▸ **What is being asked**: Transcribe the entries that follow, word for word.

▸ **Listed entries**:
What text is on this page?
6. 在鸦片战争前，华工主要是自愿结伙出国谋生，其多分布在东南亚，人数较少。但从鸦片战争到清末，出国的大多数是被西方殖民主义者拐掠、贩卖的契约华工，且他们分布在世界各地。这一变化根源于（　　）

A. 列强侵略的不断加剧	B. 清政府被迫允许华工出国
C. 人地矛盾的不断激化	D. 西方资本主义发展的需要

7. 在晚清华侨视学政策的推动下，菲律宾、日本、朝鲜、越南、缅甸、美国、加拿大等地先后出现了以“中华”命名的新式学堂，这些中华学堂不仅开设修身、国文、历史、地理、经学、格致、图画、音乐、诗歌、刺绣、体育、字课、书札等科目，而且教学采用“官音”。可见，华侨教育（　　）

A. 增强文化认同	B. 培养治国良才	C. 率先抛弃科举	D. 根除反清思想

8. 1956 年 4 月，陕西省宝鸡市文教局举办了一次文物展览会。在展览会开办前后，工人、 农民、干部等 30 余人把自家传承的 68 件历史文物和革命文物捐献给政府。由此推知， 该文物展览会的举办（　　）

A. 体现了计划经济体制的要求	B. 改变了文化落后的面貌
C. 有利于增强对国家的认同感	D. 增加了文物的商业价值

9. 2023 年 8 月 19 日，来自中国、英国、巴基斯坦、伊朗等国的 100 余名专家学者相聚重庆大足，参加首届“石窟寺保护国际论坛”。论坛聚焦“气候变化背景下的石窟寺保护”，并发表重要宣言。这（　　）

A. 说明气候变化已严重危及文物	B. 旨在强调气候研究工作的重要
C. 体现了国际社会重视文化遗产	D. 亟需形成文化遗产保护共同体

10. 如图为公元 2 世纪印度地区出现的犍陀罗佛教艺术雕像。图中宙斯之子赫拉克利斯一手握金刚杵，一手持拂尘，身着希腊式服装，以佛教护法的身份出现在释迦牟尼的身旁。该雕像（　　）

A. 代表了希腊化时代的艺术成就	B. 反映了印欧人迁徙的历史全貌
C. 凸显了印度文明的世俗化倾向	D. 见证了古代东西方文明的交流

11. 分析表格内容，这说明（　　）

▸ **Finished exercise**:
What text is on this page?
6. 在鸦片战争前，华工主要是自愿结伙出国谋生，其多分布在东南亚，人数较少。但从鸦片战争到清末，出国的大多数是被西方殖民主义者拐掠、贩卖的契约华工，且他们分布在世界各地。这一变化根源于（　　）

A. 列强侵略的不断加剧	B. 清政府被迫允许华工出国
C. 人地矛盾的不断激化	D. 西方资本主义发展的需要

7. 在晚清华侨视学政策的推动下，菲律宾、日本、朝鲜、越南、缅甸、美国、加拿大等地先后出现了以“中华”命名的新式学堂，这些中华学堂不仅开设修身、国文、历史、地理、经学、格致、图画、音乐、诗歌、刺绣、体育、字课、书札等科目，而且教学采用“官音”。可见，华侨教育（　　）

A. 增强文化认同	B. 培养治国良才	C. 率先抛弃科举	D. 根除反清思想

8. 1956 年 4 月，陕西省宝鸡市文教局举办了一次文物展览会。在展览会开办前后，工人、 农民、干部等 30 余人把自家传承的 68 件历史文物和革命文物捐献给政府。由此推知， 该文物展览会的举办（　　）

A. 体现了计划经济体制的要求	B. 改变了文化落后的面貌
C. 有利于增强对国家的认同感	D. 增加了文物的商业价值

9. 2023 年 8 月 19 日，来自中国、英国、巴基斯坦、伊朗等国的 100 余名专家学者相聚重庆大足，参加首届“石窟寺保护国际论坛”。论坛聚焦“气候变化背景下的石窟寺保护”，并发表重要宣言。这（　　）

A. 说明气候变化已严重危及文物	B. 旨在强调气候研究工作的重要
C. 体现了国际社会重视文化遗产	D. 亟需形成文化遗产保护共同体

10. 如图为公元 2 世纪印度地区出现的犍陀罗佛教艺术雕像。图中宙斯之子赫拉克利斯一手握金刚杵，一手持拂尘，身着希腊式服装，以佛教护法的身份出现在释迦牟尼的身旁。该雕像（　　）

A. 代表了希腊化时代的艺术成就	B. 反映了印欧人迁徙的历史全貌
C. 凸显了印度文明的世俗化倾向	D. 见证了古代东西方文明的交流

11. 分析表格内容，这说明（　　）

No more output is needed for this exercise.